-------- Records for this task --------
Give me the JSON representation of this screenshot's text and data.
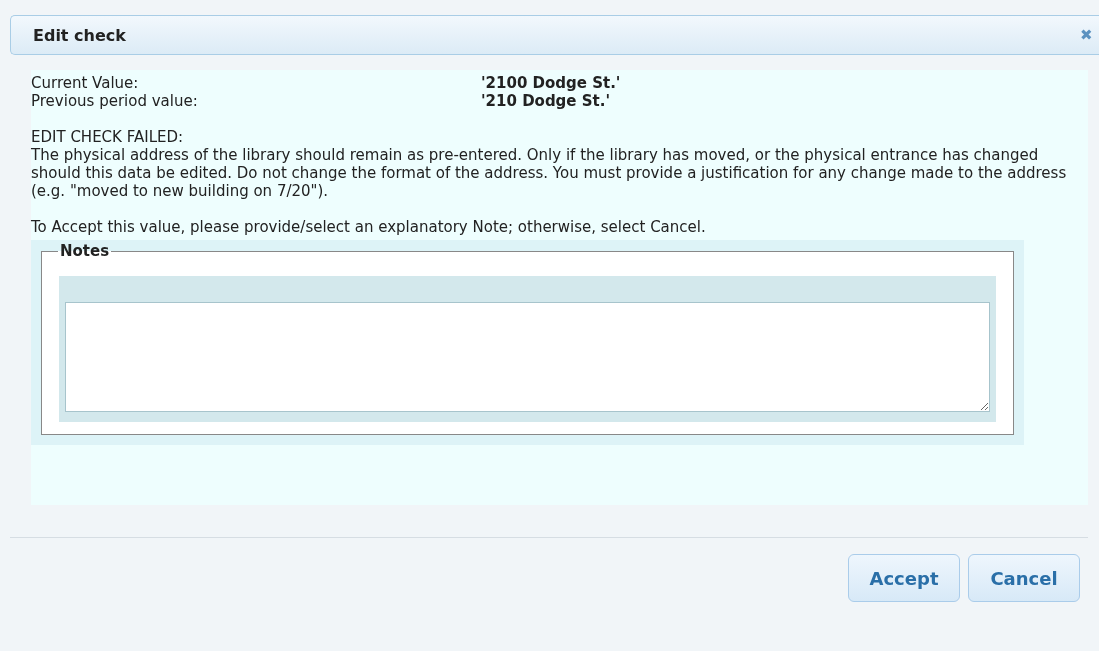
{
  "dialog": {
    "title": "Edit check",
    "close": "✖"
  },
  "values": [
    {
      "label": "Current Value:",
      "value": "'2100 Dodge St.'"
    },
    {
      "label": "Previous period value:",
      "value": "'210 Dodge St.'"
    }
  ],
  "heading": "EDIT CHECK FAILED:",
  "message": "The physical address of the library should remain as pre-entered. Only if the library has moved, or the physical entrance has changed should this data be edited. Do not change the format of the address. You must provide a justification for any change made to the address (e.g. \"moved to new building on 7/20\").",
  "instruction": "To Accept this value, please provide/select an explanatory Note; otherwise, select Cancel.",
  "notes": {
    "legend": "Notes"
  },
  "buttons": [
    "Accept",
    "Cancel"
  ]
}
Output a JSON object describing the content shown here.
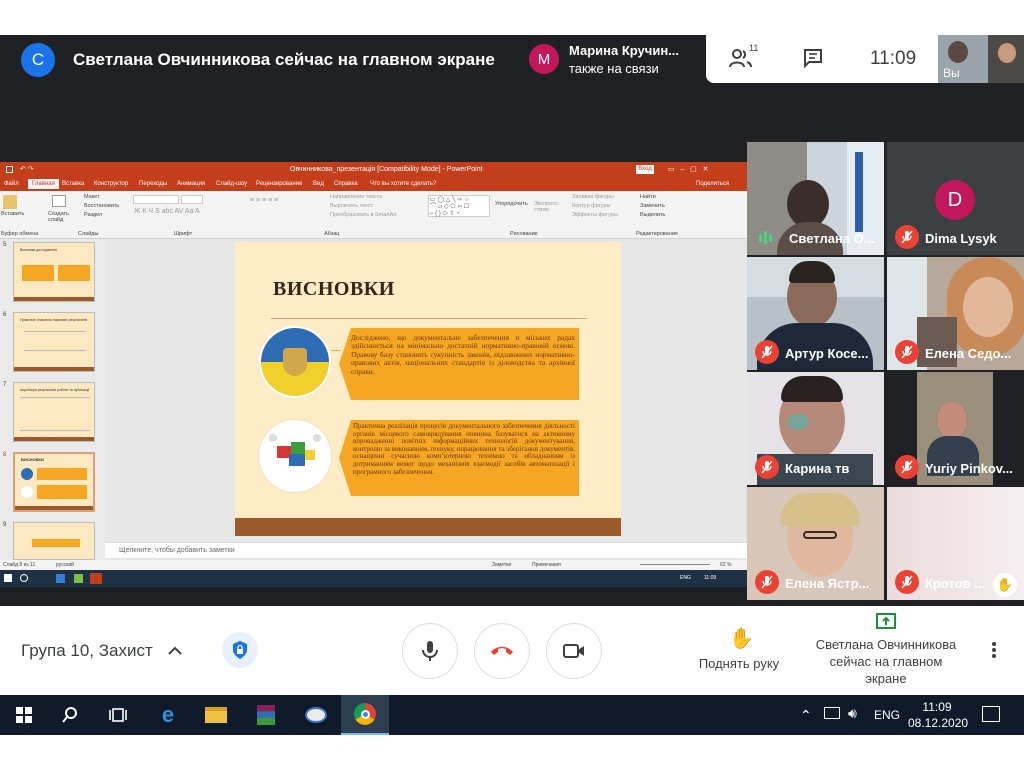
{
  "meet": {
    "presenter_initial": "С",
    "presenter_banner": "Светлана Овчинникова сейчас на главном экране",
    "joined_initial": "М",
    "joined_name": "Марина Кручин...",
    "joined_status": "также на связи",
    "participants_count": "11",
    "clock": "11:09",
    "self_label": "Вы",
    "meeting_name": "Група 10, Захист",
    "raise_hand_label": "Поднять руку",
    "presenting_label": "Светлана Овчинникова сейчас на главном экране",
    "colors": {
      "accent": "#1a73e8",
      "danger": "#ea4335",
      "dark": "#202124",
      "presenter_avatar": "#1a73e8",
      "joined_avatar": "#c2185b"
    }
  },
  "participants": [
    {
      "name": "Светлана О...",
      "mic": "speaking"
    },
    {
      "name": "Dima Lysyk",
      "mic": "off",
      "initial": "D"
    },
    {
      "name": "Артур Косе...",
      "mic": "off"
    },
    {
      "name": "Елена Седо...",
      "mic": "off"
    },
    {
      "name": "Карина тв",
      "mic": "off"
    },
    {
      "name": "Yuriy Pinkov...",
      "mic": "off"
    },
    {
      "name": "Елена Ястр...",
      "mic": "off"
    },
    {
      "name": "Кротов ...",
      "mic": "off"
    }
  ],
  "powerpoint": {
    "window_title": "Овчинникова_презентація [Compatibility Mode]  -  PowerPoint",
    "signin_label": "Вход",
    "tabs": [
      "Файл",
      "Главная",
      "Вставка",
      "Конструктор",
      "Переходы",
      "Анимация",
      "Слайд-шоу",
      "Рецензирование",
      "Вид",
      "Справка",
      "Что вы хотите сделать?",
      "Поделиться"
    ],
    "ribbon_groups": [
      "Буфер обмена",
      "Слайды",
      "Шрифт",
      "Абзац",
      "Рисование",
      "Редактирование"
    ],
    "ribbon_buttons": {
      "paste": "Вставить",
      "new_slide": "Создать слайд",
      "layout": "Макет",
      "reset": "Восстановить",
      "section": "Раздел",
      "arrange": "Упорядочить",
      "quick_styles": "Экспресс-стили",
      "find": "Найти",
      "replace": "Заменить",
      "select": "Выделить",
      "text_direction": "Направление текста",
      "align_text": "Выровнять текст",
      "smartart": "Преобразовать в SmartArt",
      "shape_fill": "Заливка фигуры",
      "shape_outline": "Контур фигуры",
      "shape_effects": "Эффекты фигуры"
    },
    "thumbnails": [
      {
        "num": "5",
        "title": "Висновки дослідження"
      },
      {
        "num": "6",
        "title": "Практичні значення наукових результатів"
      },
      {
        "num": "7",
        "title": "Апробація результатів роботи та публікації"
      },
      {
        "num": "8",
        "title": "ВИСНОВКИ"
      },
      {
        "num": "9",
        "title": ""
      }
    ],
    "slide": {
      "title": "ВИСНОВКИ",
      "para1": "Досліджено, що документальне забезпечення в міських радах здійснюється на мінімально достатній нормативно-правовій основі. Правову базу становить сукупність законів, підзаконних нормативно-правових актів, національних стандартів із діловодства та архівної справи.",
      "para2": "Практична реалізація процесів документального забезпечення діяльності органів місцевого самоврядування повинна базуватися на активному впровадженні новітніх інформаційних технологій документування, контролю за виконанням, пошуку, опрацювання та зберігання документів, оснащенні сучасною комп’ютерною технікою та обладнанням із дотриманням вимог щодо механізмів взаємодії засобів автоматизації і програмного забезпечення."
    },
    "notes_placeholder": "Щелкните, чтобы добавить заметки",
    "status_left": "Слайд 8 из 11",
    "status_lang": "русский",
    "status_notes": "Заметки",
    "status_comments": "Примечания",
    "zoom": "62 %",
    "inner_clock": "11:09",
    "inner_lang": "ENG"
  },
  "taskbar": {
    "lang": "ENG",
    "time": "11:09",
    "date": "08.12.2020",
    "apps": [
      "windows-start",
      "search",
      "task-view",
      "edge",
      "file-explorer",
      "winrar",
      "paint",
      "chrome"
    ]
  }
}
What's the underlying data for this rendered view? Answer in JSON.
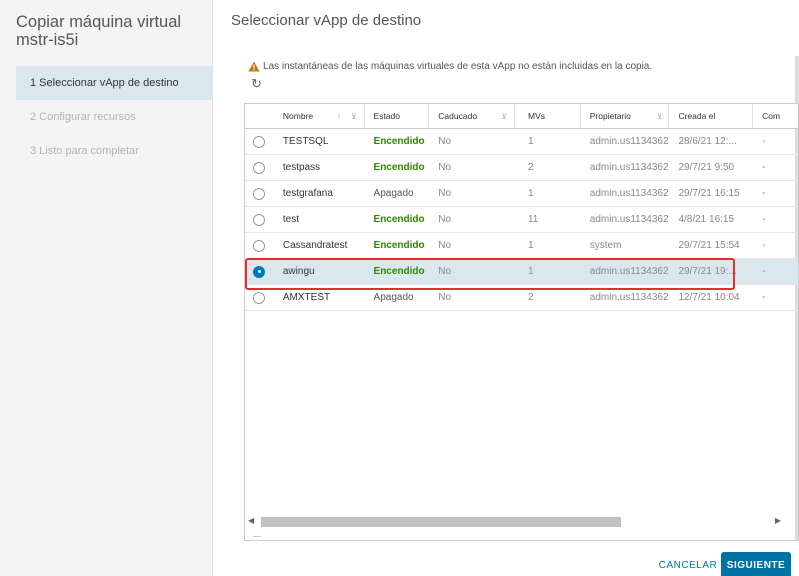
{
  "wizard": {
    "title": "Copiar máquina virtual mstr-is5i",
    "steps": [
      {
        "label": "1  Seleccionar vApp de destino"
      },
      {
        "label": "2  Configurar recursos"
      },
      {
        "label": "3  Listo para completar"
      }
    ]
  },
  "page": {
    "title": "Seleccionar vApp de destino",
    "warning": "Las instantáneas de las máquinas virtuales de esta vApp no están incluidas en la copia."
  },
  "table": {
    "columns": [
      "Nombre",
      "Estado",
      "Caducado",
      "MVs",
      "Propietario",
      "Creada el",
      "Com"
    ],
    "rows": [
      {
        "name": "TESTSQL",
        "state": "Encendido",
        "expired": "No",
        "vms": "1",
        "owner": "admin.us1134362",
        "created": "28/6/21 12:...",
        "comment": "-"
      },
      {
        "name": "testpass",
        "state": "Encendido",
        "expired": "No",
        "vms": "2",
        "owner": "admin.us1134362",
        "created": "29/7/21 9:50",
        "comment": "-"
      },
      {
        "name": "testgrafana",
        "state": "Apagado",
        "expired": "No",
        "vms": "1",
        "owner": "admin.us1134362",
        "created": "29/7/21 16:15",
        "comment": "-"
      },
      {
        "name": "test",
        "state": "Encendido",
        "expired": "No",
        "vms": "11",
        "owner": "admin.us1134362",
        "created": "4/8/21 16:15",
        "comment": "-"
      },
      {
        "name": "Cassandratest",
        "state": "Encendido",
        "expired": "No",
        "vms": "1",
        "owner": "system",
        "created": "29/7/21 15:54",
        "comment": "-"
      },
      {
        "name": "awingu",
        "state": "Encendido",
        "expired": "No",
        "vms": "1",
        "owner": "admin.us1134362",
        "created": "29/7/21 19:...",
        "comment": "-"
      },
      {
        "name": "AMXTEST",
        "state": "Apagado",
        "expired": "No",
        "vms": "2",
        "owner": "admin.us1134362",
        "created": "12/7/21 10:04",
        "comment": "-"
      }
    ],
    "selected_row": "awingu"
  },
  "footer": {
    "cancel_label": "CANCELAR",
    "next_label": "SIGUIENTE"
  },
  "icons": {
    "warning": "warning-triangle-icon",
    "refresh": "refresh-icon",
    "sort": "sort-ascending-icon",
    "filter": "filter-icon"
  },
  "colors": {
    "accent": "#0072a3",
    "powered_on": "#318700",
    "warning": "#c27b00",
    "highlight_box": "#e12e2e",
    "selected_row": "#dbe7ee"
  }
}
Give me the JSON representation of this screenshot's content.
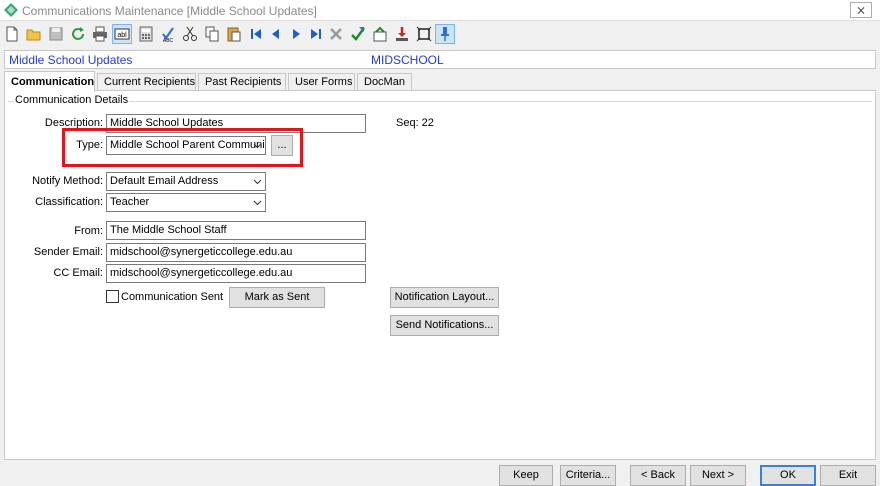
{
  "window": {
    "title": "Communications Maintenance  [Middle School Updates]",
    "close_label": "⨯"
  },
  "toolbar": {
    "icons": [
      "new-icon",
      "open-folder-icon",
      "save-icon",
      "refresh-icon",
      "print-icon",
      "abl-icon",
      "calculator-icon",
      "spellcheck-icon",
      "cut-icon",
      "copy-icon",
      "paste-icon",
      "first-record-icon",
      "previous-record-icon",
      "next-record-icon",
      "last-record-icon",
      "delete-icon",
      "tick-icon",
      "approve-icon",
      "download-icon",
      "fit-icon",
      "pin-icon"
    ],
    "abl_label": "abl"
  },
  "record": {
    "name": "Middle School Updates",
    "code": "MIDSCHOOL"
  },
  "tabs": [
    {
      "label": "Communication"
    },
    {
      "label": "Current Recipients"
    },
    {
      "label": "Past Recipients"
    },
    {
      "label": "User Forms"
    },
    {
      "label": "DocMan"
    }
  ],
  "details": {
    "group_title": "Communication Details",
    "description_label": "Description:",
    "description_value": "Middle School Updates",
    "seq_text": "Seq: 22",
    "type_label": "Type:",
    "type_value": "Middle School Parent Communica",
    "type_browse_label": "...",
    "notify_label": "Notify Method:",
    "notify_value": "Default Email Address",
    "classification_label": "Classification:",
    "classification_value": "Teacher",
    "from_label": "From:",
    "from_value": "The Middle School Staff",
    "sender_label": "Sender Email:",
    "sender_value": "midschool@synergeticcollege.edu.au",
    "cc_label": "CC Email:",
    "cc_value": "midschool@synergeticcollege.edu.au",
    "sent_label": "Communication Sent",
    "sent_checked": false,
    "mark_sent_label": "Mark as Sent",
    "notification_layout_label": "Notification Layout...",
    "send_notifications_label": "Send  Notifications..."
  },
  "footer": {
    "keep": "Keep",
    "criteria": "Criteria...",
    "back": "< Back",
    "next": "Next >",
    "ok": "OK",
    "exit": "Exit"
  },
  "colors": {
    "record_text": "#1f3fd0",
    "highlight": "#e0161e",
    "default_button_border": "#3c7fd6"
  }
}
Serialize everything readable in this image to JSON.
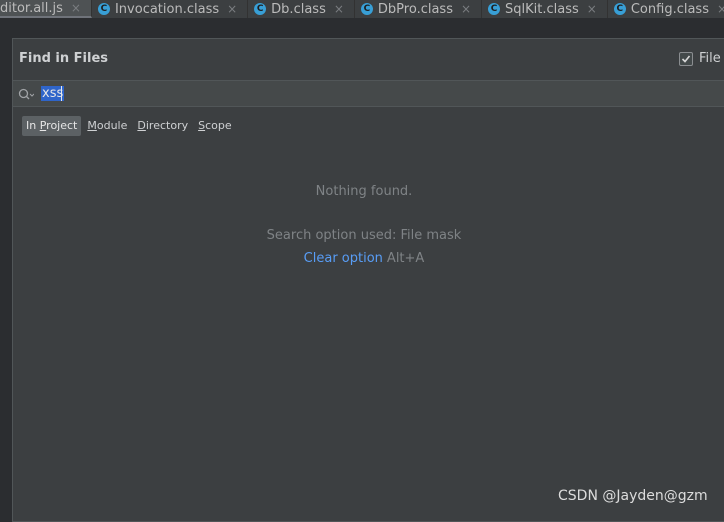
{
  "tabs": [
    {
      "label": "ditor.all.js",
      "icon": "",
      "active": true
    },
    {
      "label": "Invocation.class",
      "icon": "class-icon",
      "active": false
    },
    {
      "label": "Db.class",
      "icon": "class-icon",
      "active": false
    },
    {
      "label": "DbPro.class",
      "icon": "class-icon",
      "active": false
    },
    {
      "label": "SqlKit.class",
      "icon": "class-icon",
      "active": false
    },
    {
      "label": "Config.class",
      "icon": "class-icon",
      "active": false
    }
  ],
  "tab_close_glyph": "×",
  "class_icon_letter": "C",
  "dialog": {
    "title": "Find in Files",
    "file_mask_label": "File m",
    "file_mask_checked": true
  },
  "search": {
    "query": "xss"
  },
  "scopes": {
    "in_project_pre": "In ",
    "in_project_mn": "P",
    "in_project_post": "roject",
    "module_mn": "M",
    "module_post": "odule",
    "directory_mn": "D",
    "directory_post": "irectory",
    "scope_mn": "S",
    "scope_post": "cope"
  },
  "results": {
    "empty_message": "Nothing found.",
    "option_used": "Search option used: File mask",
    "clear_option": "Clear option",
    "clear_shortcut": "Alt+A"
  },
  "watermark": "CSDN @Jayden@gzm",
  "colors": {
    "accent_link": "#589df6",
    "selection": "#2f65ca",
    "class_icon": "#389fd6"
  }
}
--------
**Task description**
From the entries above, copy every line containing the word "Current".

**Task result**
      "label": "Current Value:",
      "label": "Current Recipients"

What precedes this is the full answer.